Find all lines in the listing that include the word "which", then copy them.

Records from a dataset
-- Begin --
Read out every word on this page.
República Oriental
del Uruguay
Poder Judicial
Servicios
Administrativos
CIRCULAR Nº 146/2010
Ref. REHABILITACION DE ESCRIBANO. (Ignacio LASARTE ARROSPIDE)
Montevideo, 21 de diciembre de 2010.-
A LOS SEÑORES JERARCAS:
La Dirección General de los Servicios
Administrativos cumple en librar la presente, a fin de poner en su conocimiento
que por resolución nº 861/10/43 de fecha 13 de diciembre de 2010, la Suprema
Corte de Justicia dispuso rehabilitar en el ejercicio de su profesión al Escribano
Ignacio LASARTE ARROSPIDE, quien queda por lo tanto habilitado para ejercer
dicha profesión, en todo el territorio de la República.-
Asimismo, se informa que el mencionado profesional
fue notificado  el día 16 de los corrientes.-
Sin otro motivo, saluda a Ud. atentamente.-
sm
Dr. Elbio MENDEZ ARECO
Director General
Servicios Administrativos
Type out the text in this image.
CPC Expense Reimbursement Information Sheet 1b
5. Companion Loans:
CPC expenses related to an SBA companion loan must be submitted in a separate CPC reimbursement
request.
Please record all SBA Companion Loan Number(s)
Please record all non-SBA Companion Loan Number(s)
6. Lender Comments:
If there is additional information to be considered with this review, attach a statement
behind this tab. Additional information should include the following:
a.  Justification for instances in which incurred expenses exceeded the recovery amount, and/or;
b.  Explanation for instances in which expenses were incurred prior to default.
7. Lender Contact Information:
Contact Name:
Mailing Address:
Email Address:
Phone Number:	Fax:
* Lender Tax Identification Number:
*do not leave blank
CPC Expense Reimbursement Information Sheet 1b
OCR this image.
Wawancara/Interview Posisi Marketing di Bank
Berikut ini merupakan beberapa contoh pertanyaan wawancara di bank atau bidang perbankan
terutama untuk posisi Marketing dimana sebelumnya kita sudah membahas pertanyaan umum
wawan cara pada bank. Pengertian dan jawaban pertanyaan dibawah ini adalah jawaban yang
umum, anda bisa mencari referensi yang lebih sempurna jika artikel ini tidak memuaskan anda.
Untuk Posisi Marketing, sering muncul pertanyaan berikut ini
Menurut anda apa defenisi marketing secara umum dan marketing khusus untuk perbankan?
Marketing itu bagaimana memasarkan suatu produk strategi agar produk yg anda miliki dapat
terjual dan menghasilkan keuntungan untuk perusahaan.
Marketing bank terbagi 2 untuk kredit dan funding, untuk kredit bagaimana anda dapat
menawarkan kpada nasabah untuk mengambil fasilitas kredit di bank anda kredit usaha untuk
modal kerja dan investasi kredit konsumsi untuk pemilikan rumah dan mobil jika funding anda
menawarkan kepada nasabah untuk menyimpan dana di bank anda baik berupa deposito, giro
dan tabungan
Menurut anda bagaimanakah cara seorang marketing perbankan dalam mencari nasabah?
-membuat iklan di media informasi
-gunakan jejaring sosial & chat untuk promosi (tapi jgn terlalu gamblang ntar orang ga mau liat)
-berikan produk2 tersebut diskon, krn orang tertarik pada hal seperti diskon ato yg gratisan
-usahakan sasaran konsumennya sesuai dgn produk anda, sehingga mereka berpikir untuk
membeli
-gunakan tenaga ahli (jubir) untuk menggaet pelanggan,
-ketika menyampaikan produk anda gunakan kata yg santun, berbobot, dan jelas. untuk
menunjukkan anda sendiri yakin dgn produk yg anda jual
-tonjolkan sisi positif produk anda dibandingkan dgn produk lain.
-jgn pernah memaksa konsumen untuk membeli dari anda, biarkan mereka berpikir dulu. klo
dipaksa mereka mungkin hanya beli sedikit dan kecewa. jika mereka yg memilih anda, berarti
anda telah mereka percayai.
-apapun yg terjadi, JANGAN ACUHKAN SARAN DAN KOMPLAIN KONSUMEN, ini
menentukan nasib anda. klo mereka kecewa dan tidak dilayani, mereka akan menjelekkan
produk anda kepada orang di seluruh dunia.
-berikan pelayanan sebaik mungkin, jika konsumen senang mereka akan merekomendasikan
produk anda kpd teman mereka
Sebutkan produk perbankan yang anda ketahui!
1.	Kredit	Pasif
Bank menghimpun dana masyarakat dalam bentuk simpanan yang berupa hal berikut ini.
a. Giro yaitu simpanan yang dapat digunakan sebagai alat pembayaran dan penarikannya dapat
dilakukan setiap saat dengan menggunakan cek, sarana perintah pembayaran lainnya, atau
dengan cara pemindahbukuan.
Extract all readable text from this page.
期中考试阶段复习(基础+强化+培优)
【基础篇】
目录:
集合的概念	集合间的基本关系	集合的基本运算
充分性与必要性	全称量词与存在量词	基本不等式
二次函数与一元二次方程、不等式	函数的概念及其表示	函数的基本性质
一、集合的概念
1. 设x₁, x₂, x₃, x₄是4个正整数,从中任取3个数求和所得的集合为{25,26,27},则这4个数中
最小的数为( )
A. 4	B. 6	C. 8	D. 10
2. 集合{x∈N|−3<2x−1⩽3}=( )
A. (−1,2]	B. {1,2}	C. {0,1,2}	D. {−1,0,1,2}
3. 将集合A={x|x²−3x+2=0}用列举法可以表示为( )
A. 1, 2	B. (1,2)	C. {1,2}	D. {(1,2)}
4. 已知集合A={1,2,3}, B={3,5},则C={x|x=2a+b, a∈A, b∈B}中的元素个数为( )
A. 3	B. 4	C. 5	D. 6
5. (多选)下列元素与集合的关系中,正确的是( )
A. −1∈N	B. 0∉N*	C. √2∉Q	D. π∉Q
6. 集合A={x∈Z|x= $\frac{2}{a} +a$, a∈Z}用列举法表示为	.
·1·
-- End --
*Written solution*
a.  Justification for instances in which incurred expenses exceeded the recovery amount, and/or;
b.  Explanation for instances in which expenses were incurred prior to default.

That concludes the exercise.